Task: Identify each line containing the word "version" and copy it.

Records shown:
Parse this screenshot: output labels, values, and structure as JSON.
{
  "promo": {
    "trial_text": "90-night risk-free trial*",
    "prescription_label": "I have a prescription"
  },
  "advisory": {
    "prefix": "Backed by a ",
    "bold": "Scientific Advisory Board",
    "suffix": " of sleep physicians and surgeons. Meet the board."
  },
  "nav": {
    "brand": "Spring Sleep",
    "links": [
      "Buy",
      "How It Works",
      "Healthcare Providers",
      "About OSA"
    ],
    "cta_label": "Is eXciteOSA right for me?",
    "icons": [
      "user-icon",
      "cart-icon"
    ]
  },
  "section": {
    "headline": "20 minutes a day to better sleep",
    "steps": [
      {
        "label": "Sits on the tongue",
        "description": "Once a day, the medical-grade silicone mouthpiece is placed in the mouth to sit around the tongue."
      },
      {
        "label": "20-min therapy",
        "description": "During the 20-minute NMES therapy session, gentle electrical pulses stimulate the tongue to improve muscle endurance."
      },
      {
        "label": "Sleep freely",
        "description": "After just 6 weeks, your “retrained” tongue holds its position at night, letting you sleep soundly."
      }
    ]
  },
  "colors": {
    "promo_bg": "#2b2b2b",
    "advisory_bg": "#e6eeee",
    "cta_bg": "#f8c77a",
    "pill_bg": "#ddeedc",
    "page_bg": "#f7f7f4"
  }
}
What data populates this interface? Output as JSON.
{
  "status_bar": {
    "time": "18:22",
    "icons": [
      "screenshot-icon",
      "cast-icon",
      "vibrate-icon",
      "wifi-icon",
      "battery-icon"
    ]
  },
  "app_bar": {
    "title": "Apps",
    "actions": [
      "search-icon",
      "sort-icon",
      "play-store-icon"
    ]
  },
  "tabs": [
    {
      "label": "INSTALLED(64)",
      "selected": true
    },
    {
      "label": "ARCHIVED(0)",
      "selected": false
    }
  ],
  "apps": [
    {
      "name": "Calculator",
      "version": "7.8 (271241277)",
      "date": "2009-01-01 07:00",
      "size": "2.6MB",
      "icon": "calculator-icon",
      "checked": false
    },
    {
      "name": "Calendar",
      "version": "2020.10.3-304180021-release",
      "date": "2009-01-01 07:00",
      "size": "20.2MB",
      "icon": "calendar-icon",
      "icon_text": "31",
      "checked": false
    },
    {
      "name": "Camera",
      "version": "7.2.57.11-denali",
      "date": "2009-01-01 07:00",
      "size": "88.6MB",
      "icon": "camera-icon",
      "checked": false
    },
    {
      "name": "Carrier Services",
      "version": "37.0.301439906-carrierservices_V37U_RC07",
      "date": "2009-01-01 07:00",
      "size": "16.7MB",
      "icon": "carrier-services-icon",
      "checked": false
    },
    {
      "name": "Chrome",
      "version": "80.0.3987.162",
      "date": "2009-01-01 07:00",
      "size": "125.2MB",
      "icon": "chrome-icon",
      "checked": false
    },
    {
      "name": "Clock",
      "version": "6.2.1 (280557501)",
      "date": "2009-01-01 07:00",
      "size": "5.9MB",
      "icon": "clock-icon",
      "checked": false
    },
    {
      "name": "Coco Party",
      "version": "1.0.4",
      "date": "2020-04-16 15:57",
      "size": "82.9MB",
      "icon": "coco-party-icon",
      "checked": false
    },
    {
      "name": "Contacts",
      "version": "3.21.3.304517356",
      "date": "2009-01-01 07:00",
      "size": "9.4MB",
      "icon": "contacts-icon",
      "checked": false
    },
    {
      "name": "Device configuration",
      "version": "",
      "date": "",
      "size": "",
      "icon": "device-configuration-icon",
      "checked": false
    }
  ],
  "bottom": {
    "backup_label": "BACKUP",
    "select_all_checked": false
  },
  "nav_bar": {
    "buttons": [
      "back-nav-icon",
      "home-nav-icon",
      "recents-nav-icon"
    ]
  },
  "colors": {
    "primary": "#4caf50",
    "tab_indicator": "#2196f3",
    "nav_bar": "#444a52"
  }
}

Problem solution:
      "version": "7.8 (271241277)",
      "version": "2020.10.3-304180021-release",
      "version": "7.2.57.11-denali",
      "version": "37.0.301439906-carrierservices_V37U_RC07",
      "version": "80.0.3987.162",
      "version": "6.2.1 (280557501)",
      "version": "1.0.4",
      "version": "3.21.3.304517356",
      "version": "",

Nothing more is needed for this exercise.